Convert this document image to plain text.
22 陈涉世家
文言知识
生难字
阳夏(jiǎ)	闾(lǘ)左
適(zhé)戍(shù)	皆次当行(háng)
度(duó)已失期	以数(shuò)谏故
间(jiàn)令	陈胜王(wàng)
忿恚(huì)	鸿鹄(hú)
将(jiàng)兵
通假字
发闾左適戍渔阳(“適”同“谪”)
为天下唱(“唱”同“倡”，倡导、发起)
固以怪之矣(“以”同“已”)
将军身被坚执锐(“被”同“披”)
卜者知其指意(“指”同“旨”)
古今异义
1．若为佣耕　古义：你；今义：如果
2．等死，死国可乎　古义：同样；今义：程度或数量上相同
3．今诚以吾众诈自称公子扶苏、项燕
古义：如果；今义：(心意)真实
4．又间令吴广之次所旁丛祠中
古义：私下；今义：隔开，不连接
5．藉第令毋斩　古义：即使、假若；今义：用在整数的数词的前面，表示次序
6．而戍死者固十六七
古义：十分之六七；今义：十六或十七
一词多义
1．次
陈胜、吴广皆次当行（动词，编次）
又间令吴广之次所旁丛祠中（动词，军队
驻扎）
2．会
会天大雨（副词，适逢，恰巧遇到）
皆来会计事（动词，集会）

:::

AIM OF THE EXERCISE: Transcribe every entry exactly.

THE RESPONSE:
Convert this document image to plain text.
22 陈涉世家
文言知识
生难字
阳夏(jiǎ)	闾(lǘ)左
適(zhé)戍(shù)	皆次当行(háng)
度(duó)已失期	以数(shuò)谏故
间(jiàn)令	陈胜王(wàng)
忿恚(huì)	鸿鹄(hú)
将(jiàng)兵
通假字
发闾左適戍渔阳(“適”同“谪”)
为天下唱(“唱”同“倡”，倡导、发起)
固以怪之矣(“以”同“已”)
将军身被坚执锐(“被”同“披”)
卜者知其指意(“指”同“旨”)
古今异义
1．若为佣耕　古义：你；今义：如果
2．等死，死国可乎　古义：同样；今义：程度或数量上相同
3．今诚以吾众诈自称公子扶苏、项燕
古义：如果；今义：(心意)真实
4．又间令吴广之次所旁丛祠中
古义：私下；今义：隔开，不连接
5．藉第令毋斩　古义：即使、假若；今义：用在整数的数词的前面，表示次序
6．而戍死者固十六七
古义：十分之六七；今义：十六或十七
一词多义
1．次
陈胜、吴广皆次当行（动词，编次）
又间令吴广之次所旁丛祠中（动词，军队
驻扎）
2．会
会天大雨（副词，适逢，恰巧遇到）
皆来会计事（动词，集会）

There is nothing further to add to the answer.